* SHORT TASK:
Make an exact copy of the records, with the images left out.

--- Begin RECORDS TO PROCESS ---

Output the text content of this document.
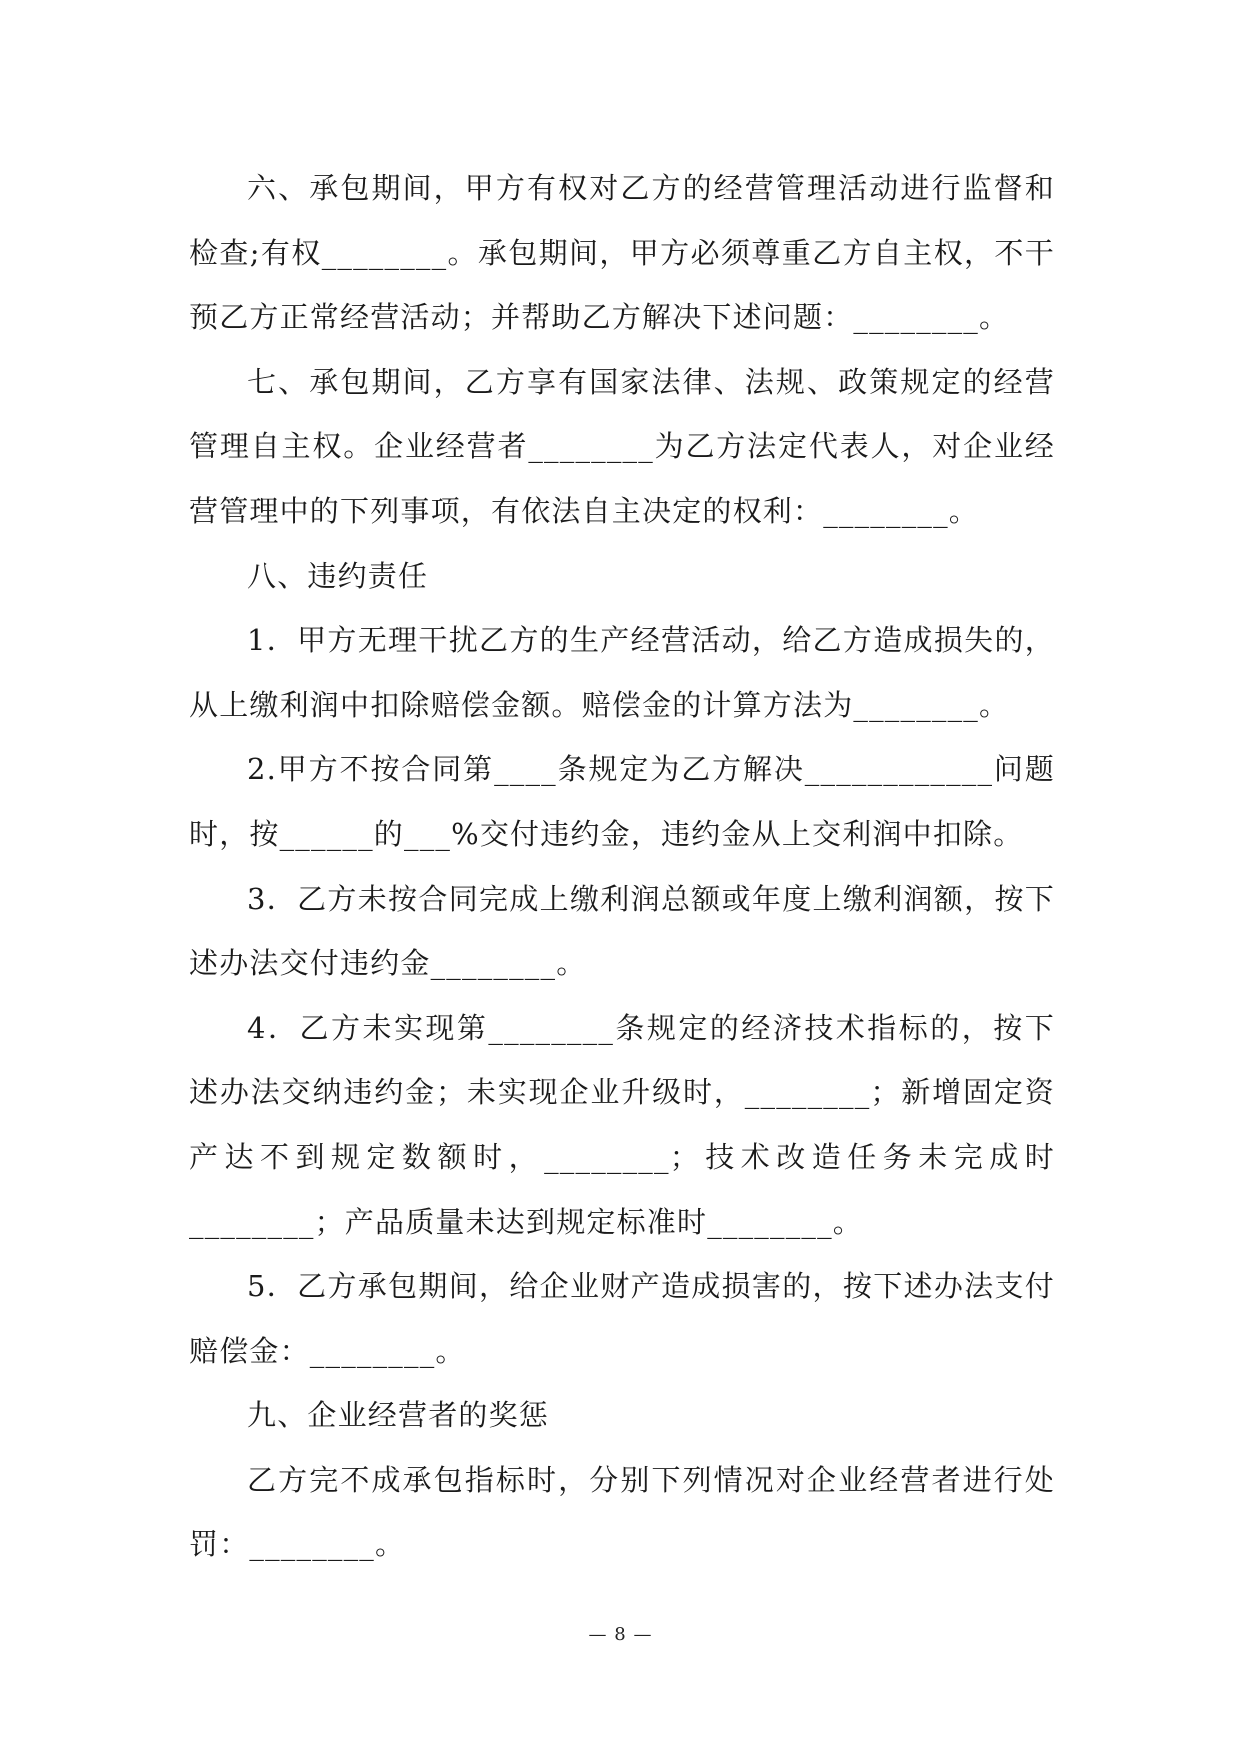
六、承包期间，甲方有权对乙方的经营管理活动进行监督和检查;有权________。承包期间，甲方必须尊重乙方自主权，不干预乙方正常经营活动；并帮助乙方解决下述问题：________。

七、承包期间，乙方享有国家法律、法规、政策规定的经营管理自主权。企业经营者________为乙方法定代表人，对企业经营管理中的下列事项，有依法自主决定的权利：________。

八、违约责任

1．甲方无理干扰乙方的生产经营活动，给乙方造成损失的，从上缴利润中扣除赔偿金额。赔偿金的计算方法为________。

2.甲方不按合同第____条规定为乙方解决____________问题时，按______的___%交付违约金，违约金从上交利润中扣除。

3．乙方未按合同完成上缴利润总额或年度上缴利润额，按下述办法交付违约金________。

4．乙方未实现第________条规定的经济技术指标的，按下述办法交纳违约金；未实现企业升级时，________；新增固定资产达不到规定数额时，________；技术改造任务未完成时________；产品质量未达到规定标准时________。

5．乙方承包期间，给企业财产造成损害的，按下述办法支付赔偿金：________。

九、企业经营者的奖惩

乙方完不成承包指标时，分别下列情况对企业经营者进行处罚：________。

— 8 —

--- End RECORDS TO PROCESS ---

* ANSWER TO THIS EXERCISE:
Output the text content of this document.
六、承包期间，甲方有权对乙方的经营管理活动进行监督和检查;有权________。承包期间，甲方必须尊重乙方自主权，不干预乙方正常经营活动；并帮助乙方解决下述问题：________。

七、承包期间，乙方享有国家法律、法规、政策规定的经营管理自主权。企业经营者________为乙方法定代表人，对企业经营管理中的下列事项，有依法自主决定的权利：________。

八、违约责任

1．甲方无理干扰乙方的生产经营活动，给乙方造成损失的，从上缴利润中扣除赔偿金额。赔偿金的计算方法为________。

2.甲方不按合同第____条规定为乙方解决____________问题时，按______的___%交付违约金，违约金从上交利润中扣除。

3．乙方未按合同完成上缴利润总额或年度上缴利润额，按下述办法交付违约金________。

4．乙方未实现第________条规定的经济技术指标的，按下述办法交纳违约金；未实现企业升级时，________；新增固定资产达不到规定数额时，________；技术改造任务未完成时________；产品质量未达到规定标准时________。

5．乙方承包期间，给企业财产造成损害的，按下述办法支付赔偿金：________。

九、企业经营者的奖惩

乙方完不成承包指标时，分别下列情况对企业经营者进行处罚：________。

— 8 —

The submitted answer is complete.